**What to produce**
Every line of the records below should be restated exactly.

◆ ◆ ◆

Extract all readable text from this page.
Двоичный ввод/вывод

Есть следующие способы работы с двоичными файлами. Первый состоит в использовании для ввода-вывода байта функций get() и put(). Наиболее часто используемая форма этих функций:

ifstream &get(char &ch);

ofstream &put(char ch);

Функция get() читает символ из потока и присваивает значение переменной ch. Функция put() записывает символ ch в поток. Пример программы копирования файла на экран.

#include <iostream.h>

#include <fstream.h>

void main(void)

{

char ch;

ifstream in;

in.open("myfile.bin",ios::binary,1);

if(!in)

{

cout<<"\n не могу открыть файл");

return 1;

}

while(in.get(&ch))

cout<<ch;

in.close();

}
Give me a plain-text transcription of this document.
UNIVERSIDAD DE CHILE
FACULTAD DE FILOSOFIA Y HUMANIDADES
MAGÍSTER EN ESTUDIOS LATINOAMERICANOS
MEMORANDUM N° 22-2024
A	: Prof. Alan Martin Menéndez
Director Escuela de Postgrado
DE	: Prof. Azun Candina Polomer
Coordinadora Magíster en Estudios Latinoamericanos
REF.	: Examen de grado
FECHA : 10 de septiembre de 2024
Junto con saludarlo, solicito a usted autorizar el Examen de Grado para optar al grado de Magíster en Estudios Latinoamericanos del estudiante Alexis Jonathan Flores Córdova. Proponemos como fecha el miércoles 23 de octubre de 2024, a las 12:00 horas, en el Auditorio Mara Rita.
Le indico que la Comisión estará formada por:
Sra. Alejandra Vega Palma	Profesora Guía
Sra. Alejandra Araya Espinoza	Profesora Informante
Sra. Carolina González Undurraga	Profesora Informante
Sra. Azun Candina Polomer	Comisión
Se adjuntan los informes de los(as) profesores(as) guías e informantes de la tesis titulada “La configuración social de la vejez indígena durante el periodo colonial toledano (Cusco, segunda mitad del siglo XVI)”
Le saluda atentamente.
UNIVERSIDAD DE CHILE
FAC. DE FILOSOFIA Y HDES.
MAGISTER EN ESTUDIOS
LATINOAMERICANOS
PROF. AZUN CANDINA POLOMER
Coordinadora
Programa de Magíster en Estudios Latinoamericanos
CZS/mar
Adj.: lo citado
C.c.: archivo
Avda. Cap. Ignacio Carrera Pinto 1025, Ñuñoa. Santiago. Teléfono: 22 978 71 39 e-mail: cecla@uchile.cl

◆ ◆ ◆

**Solution for this exercise**
Extract all readable text from this page.
Двоичный ввод/вывод

Есть следующие способы работы с двоичными файлами. Первый состоит в использовании для ввода-вывода байта функций get() и put(). Наиболее часто используемая форма этих функций:

ifstream &get(char &ch);

ofstream &put(char ch);

Функция get() читает символ из потока и присваивает значение переменной ch. Функция put() записывает символ ch в поток. Пример программы копирования файла на экран.

#include <iostream.h>

#include <fstream.h>

void main(void)

{

char ch;

ifstream in;

in.open("myfile.bin",ios::binary,1);

if(!in)

{

cout<<"\n не могу открыть файл");

return 1;

}

while(in.get(&ch))

cout<<ch;

in.close();

}
Give me a plain-text transcription of this document.
UNIVERSIDAD DE CHILE
FACULTAD DE FILOSOFIA Y HUMANIDADES
MAGÍSTER EN ESTUDIOS LATINOAMERICANOS
MEMORANDUM N° 22-2024
A	: Prof. Alan Martin Menéndez
Director Escuela de Postgrado
DE	: Prof. Azun Candina Polomer
Coordinadora Magíster en Estudios Latinoamericanos
REF.	: Examen de grado
FECHA : 10 de septiembre de 2024
Junto con saludarlo, solicito a usted autorizar el Examen de Grado para optar al grado de Magíster en Estudios Latinoamericanos del estudiante Alexis Jonathan Flores Córdova. Proponemos como fecha el miércoles 23 de octubre de 2024, a las 12:00 horas, en el Auditorio Mara Rita.
Le indico que la Comisión estará formada por:
Sra. Alejandra Vega Palma	Profesora Guía
Sra. Alejandra Araya Espinoza	Profesora Informante
Sra. Carolina González Undurraga	Profesora Informante
Sra. Azun Candina Polomer	Comisión
Se adjuntan los informes de los(as) profesores(as) guías e informantes de la tesis titulada “La configuración social de la vejez indígena durante el periodo colonial toledano (Cusco, segunda mitad del siglo XVI)”
Le saluda atentamente.
UNIVERSIDAD DE CHILE
FAC. DE FILOSOFIA Y HDES.
MAGISTER EN ESTUDIOS
LATINOAMERICANOS
PROF. AZUN CANDINA POLOMER
Coordinadora
Programa de Magíster en Estudios Latinoamericanos
CZS/mar
Adj.: lo citado
C.c.: archivo
Avda. Cap. Ignacio Carrera Pinto 1025, Ñuñoa. Santiago. Teléfono: 22 978 71 39 e-mail: cecla@uchile.cl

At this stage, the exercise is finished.